- [Chart and figure data]:

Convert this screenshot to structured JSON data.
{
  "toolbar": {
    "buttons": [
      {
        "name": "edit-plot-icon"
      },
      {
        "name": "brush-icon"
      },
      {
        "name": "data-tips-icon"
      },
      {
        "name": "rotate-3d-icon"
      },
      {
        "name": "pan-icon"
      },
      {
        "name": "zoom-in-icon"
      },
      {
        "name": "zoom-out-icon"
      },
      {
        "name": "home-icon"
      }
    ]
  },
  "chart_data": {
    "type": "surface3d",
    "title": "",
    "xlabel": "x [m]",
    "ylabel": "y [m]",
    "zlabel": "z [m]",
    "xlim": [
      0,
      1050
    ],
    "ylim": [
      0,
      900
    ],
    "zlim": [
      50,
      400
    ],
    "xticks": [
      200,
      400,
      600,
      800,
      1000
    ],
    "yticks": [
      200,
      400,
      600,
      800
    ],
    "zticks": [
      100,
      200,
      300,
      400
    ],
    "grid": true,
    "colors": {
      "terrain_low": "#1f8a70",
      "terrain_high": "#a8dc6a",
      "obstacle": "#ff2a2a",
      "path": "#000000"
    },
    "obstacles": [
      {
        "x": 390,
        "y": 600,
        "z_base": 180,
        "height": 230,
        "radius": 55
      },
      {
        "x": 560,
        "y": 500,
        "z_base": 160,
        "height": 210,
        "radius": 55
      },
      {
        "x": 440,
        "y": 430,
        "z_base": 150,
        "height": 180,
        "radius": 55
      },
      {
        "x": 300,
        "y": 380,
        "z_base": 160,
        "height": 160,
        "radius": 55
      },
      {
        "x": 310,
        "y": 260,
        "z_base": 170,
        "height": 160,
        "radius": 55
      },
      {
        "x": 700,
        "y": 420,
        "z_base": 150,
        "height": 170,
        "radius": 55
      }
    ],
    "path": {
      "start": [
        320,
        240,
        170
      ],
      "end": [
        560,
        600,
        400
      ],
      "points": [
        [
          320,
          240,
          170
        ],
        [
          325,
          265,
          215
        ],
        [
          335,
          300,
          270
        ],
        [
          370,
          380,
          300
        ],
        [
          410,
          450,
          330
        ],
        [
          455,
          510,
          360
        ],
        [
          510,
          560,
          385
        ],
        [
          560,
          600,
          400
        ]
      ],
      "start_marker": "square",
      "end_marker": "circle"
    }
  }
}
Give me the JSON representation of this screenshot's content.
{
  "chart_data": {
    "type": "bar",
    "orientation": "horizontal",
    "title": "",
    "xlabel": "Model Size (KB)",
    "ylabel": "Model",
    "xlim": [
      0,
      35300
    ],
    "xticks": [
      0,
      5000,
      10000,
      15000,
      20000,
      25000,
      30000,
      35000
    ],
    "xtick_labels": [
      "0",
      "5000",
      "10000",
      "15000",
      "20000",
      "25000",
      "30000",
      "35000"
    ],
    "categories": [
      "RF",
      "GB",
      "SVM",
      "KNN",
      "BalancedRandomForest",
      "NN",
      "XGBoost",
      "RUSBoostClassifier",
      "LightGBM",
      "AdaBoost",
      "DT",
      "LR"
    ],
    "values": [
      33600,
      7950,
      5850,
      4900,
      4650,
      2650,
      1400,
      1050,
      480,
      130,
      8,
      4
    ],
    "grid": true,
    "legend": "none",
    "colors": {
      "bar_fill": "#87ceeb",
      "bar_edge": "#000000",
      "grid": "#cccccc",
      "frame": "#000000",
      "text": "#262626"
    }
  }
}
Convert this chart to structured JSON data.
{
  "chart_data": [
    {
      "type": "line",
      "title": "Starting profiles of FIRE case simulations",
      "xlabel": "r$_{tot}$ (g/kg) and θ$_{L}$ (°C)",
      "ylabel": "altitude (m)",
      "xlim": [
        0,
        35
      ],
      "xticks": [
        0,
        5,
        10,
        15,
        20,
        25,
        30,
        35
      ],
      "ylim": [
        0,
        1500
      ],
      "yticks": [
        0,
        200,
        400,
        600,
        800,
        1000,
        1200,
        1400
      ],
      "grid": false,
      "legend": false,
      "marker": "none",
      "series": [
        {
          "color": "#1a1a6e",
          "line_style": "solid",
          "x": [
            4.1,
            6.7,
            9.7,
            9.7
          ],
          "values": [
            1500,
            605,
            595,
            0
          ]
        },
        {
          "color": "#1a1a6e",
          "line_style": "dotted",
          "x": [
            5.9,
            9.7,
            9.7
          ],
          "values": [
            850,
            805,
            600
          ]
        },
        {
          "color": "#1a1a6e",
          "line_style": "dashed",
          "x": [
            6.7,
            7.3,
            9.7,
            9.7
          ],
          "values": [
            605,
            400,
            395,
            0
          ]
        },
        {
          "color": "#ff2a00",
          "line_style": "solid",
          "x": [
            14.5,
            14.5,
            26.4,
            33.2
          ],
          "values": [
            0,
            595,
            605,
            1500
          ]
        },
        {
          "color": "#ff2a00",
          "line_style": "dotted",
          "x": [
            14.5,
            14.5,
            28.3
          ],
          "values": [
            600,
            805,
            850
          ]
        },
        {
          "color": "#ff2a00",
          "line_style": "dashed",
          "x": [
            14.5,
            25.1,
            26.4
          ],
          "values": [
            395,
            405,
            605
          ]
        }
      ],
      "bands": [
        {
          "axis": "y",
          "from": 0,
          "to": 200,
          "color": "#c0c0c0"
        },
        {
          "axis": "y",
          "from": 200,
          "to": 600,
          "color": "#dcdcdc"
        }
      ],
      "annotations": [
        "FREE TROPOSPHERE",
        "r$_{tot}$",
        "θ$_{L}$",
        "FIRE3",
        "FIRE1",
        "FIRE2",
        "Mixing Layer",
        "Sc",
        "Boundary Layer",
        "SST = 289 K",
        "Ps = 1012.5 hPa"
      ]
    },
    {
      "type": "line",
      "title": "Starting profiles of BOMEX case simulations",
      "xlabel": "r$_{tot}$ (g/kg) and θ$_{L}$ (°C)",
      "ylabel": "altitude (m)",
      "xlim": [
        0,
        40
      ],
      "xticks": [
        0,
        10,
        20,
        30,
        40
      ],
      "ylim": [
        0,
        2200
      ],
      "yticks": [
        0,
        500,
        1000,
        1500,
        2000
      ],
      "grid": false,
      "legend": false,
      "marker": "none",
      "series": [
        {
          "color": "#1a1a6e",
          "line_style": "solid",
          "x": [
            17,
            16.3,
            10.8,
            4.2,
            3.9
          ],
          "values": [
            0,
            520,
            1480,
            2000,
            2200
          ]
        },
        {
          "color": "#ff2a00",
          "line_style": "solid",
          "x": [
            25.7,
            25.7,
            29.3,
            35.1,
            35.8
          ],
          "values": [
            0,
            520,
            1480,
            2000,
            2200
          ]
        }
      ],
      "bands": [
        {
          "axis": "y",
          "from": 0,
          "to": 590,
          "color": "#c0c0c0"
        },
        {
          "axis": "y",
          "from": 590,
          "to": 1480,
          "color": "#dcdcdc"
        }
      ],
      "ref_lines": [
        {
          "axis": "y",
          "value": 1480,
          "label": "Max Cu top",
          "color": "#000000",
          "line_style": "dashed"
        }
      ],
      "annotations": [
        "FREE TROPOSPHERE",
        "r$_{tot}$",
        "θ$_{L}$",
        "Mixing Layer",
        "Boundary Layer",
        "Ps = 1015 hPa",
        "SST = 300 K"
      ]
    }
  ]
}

- [PROBLEM STATEMENT]:
Every entry above should be retyped exactly as shown.

- [COMPLETED EXERCISE]:
Convert this screenshot to structured JSON data.
{
  "toolbar": {
    "buttons": [
      {
        "name": "edit-plot-icon"
      },
      {
        "name": "brush-icon"
      },
      {
        "name": "data-tips-icon"
      },
      {
        "name": "rotate-3d-icon"
      },
      {
        "name": "pan-icon"
      },
      {
        "name": "zoom-in-icon"
      },
      {
        "name": "zoom-out-icon"
      },
      {
        "name": "home-icon"
      }
    ]
  },
  "chart_data": {
    "type": "surface3d",
    "title": "",
    "xlabel": "x [m]",
    "ylabel": "y [m]",
    "zlabel": "z [m]",
    "xlim": [
      0,
      1050
    ],
    "ylim": [
      0,
      900
    ],
    "zlim": [
      50,
      400
    ],
    "xticks": [
      200,
      400,
      600,
      800,
      1000
    ],
    "yticks": [
      200,
      400,
      600,
      800
    ],
    "zticks": [
      100,
      200,
      300,
      400
    ],
    "grid": true,
    "colors": {
      "terrain_low": "#1f8a70",
      "terrain_high": "#a8dc6a",
      "obstacle": "#ff2a2a",
      "path": "#000000"
    },
    "obstacles": [
      {
        "x": 390,
        "y": 600,
        "z_base": 180,
        "height": 230,
        "radius": 55
      },
      {
        "x": 560,
        "y": 500,
        "z_base": 160,
        "height": 210,
        "radius": 55
      },
      {
        "x": 440,
        "y": 430,
        "z_base": 150,
        "height": 180,
        "radius": 55
      },
      {
        "x": 300,
        "y": 380,
        "z_base": 160,
        "height": 160,
        "radius": 55
      },
      {
        "x": 310,
        "y": 260,
        "z_base": 170,
        "height": 160,
        "radius": 55
      },
      {
        "x": 700,
        "y": 420,
        "z_base": 150,
        "height": 170,
        "radius": 55
      }
    ],
    "path": {
      "start": [
        320,
        240,
        170
      ],
      "end": [
        560,
        600,
        400
      ],
      "points": [
        [
          320,
          240,
          170
        ],
        [
          325,
          265,
          215
        ],
        [
          335,
          300,
          270
        ],
        [
          370,
          380,
          300
        ],
        [
          410,
          450,
          330
        ],
        [
          455,
          510,
          360
        ],
        [
          510,
          560,
          385
        ],
        [
          560,
          600,
          400
        ]
      ],
      "start_marker": "square",
      "end_marker": "circle"
    }
  }
}
Give me the JSON representation of this screenshot's content.
{
  "chart_data": {
    "type": "bar",
    "orientation": "horizontal",
    "title": "",
    "xlabel": "Model Size (KB)",
    "ylabel": "Model",
    "xlim": [
      0,
      35300
    ],
    "xticks": [
      0,
      5000,
      10000,
      15000,
      20000,
      25000,
      30000,
      35000
    ],
    "xtick_labels": [
      "0",
      "5000",
      "10000",
      "15000",
      "20000",
      "25000",
      "30000",
      "35000"
    ],
    "categories": [
      "RF",
      "GB",
      "SVM",
      "KNN",
      "BalancedRandomForest",
      "NN",
      "XGBoost",
      "RUSBoostClassifier",
      "LightGBM",
      "AdaBoost",
      "DT",
      "LR"
    ],
    "values": [
      33600,
      7950,
      5850,
      4900,
      4650,
      2650,
      1400,
      1050,
      480,
      130,
      8,
      4
    ],
    "grid": true,
    "legend": "none",
    "colors": {
      "bar_fill": "#87ceeb",
      "bar_edge": "#000000",
      "grid": "#cccccc",
      "frame": "#000000",
      "text": "#262626"
    }
  }
}
Convert this chart to structured JSON data.
{
  "chart_data": [
    {
      "type": "line",
      "title": "Starting profiles of FIRE case simulations",
      "xlabel": "r$_{tot}$ (g/kg) and θ$_{L}$ (°C)",
      "ylabel": "altitude (m)",
      "xlim": [
        0,
        35
      ],
      "xticks": [
        0,
        5,
        10,
        15,
        20,
        25,
        30,
        35
      ],
      "ylim": [
        0,
        1500
      ],
      "yticks": [
        0,
        200,
        400,
        600,
        800,
        1000,
        1200,
        1400
      ],
      "grid": false,
      "legend": false,
      "marker": "none",
      "series": [
        {
          "color": "#1a1a6e",
          "line_style": "solid",
          "x": [
            4.1,
            6.7,
            9.7,
            9.7
          ],
          "values": [
            1500,
            605,
            595,
            0
          ]
        },
        {
          "color": "#1a1a6e",
          "line_style": "dotted",
          "x": [
            5.9,
            9.7,
            9.7
          ],
          "values": [
            850,
            805,
            600
          ]
        },
        {
          "color": "#1a1a6e",
          "line_style": "dashed",
          "x": [
            6.7,
            7.3,
            9.7,
            9.7
          ],
          "values": [
            605,
            400,
            395,
            0
          ]
        },
        {
          "color": "#ff2a00",
          "line_style": "solid",
          "x": [
            14.5,
            14.5,
            26.4,
            33.2
          ],
          "values": [
            0,
            595,
            605,
            1500
          ]
        },
        {
          "color": "#ff2a00",
          "line_style": "dotted",
          "x": [
            14.5,
            14.5,
            28.3
          ],
          "values": [
            600,
            805,
            850
          ]
        },
        {
          "color": "#ff2a00",
          "line_style": "dashed",
          "x": [
            14.5,
            25.1,
            26.4
          ],
          "values": [
            395,
            405,
            605
          ]
        }
      ],
      "bands": [
        {
          "axis": "y",
          "from": 0,
          "to": 200,
          "color": "#c0c0c0"
        },
        {
          "axis": "y",
          "from": 200,
          "to": 600,
          "color": "#dcdcdc"
        }
      ],
      "annotations": [
        "FREE TROPOSPHERE",
        "r$_{tot}$",
        "θ$_{L}$",
        "FIRE3",
        "FIRE1",
        "FIRE2",
        "Mixing Layer",
        "Sc",
        "Boundary Layer",
        "SST = 289 K",
        "Ps = 1012.5 hPa"
      ]
    },
    {
      "type": "line",
      "title": "Starting profiles of BOMEX case simulations",
      "xlabel": "r$_{tot}$ (g/kg) and θ$_{L}$ (°C)",
      "ylabel": "altitude (m)",
      "xlim": [
        0,
        40
      ],
      "xticks": [
        0,
        10,
        20,
        30,
        40
      ],
      "ylim": [
        0,
        2200
      ],
      "yticks": [
        0,
        500,
        1000,
        1500,
        2000
      ],
      "grid": false,
      "legend": false,
      "marker": "none",
      "series": [
        {
          "color": "#1a1a6e",
          "line_style": "solid",
          "x": [
            17,
            16.3,
            10.8,
            4.2,
            3.9
          ],
          "values": [
            0,
            520,
            1480,
            2000,
            2200
          ]
        },
        {
          "color": "#ff2a00",
          "line_style": "solid",
          "x": [
            25.7,
            25.7,
            29.3,
            35.1,
            35.8
          ],
          "values": [
            0,
            520,
            1480,
            2000,
            2200
          ]
        }
      ],
      "bands": [
        {
          "axis": "y",
          "from": 0,
          "to": 590,
          "color": "#c0c0c0"
        },
        {
          "axis": "y",
          "from": 590,
          "to": 1480,
          "color": "#dcdcdc"
        }
      ],
      "ref_lines": [
        {
          "axis": "y",
          "value": 1480,
          "label": "Max Cu top",
          "color": "#000000",
          "line_style": "dashed"
        }
      ],
      "annotations": [
        "FREE TROPOSPHERE",
        "r$_{tot}$",
        "θ$_{L}$",
        "Mixing Layer",
        "Boundary Layer",
        "Ps = 1015 hPa",
        "SST = 300 K"
      ]
    }
  ]
}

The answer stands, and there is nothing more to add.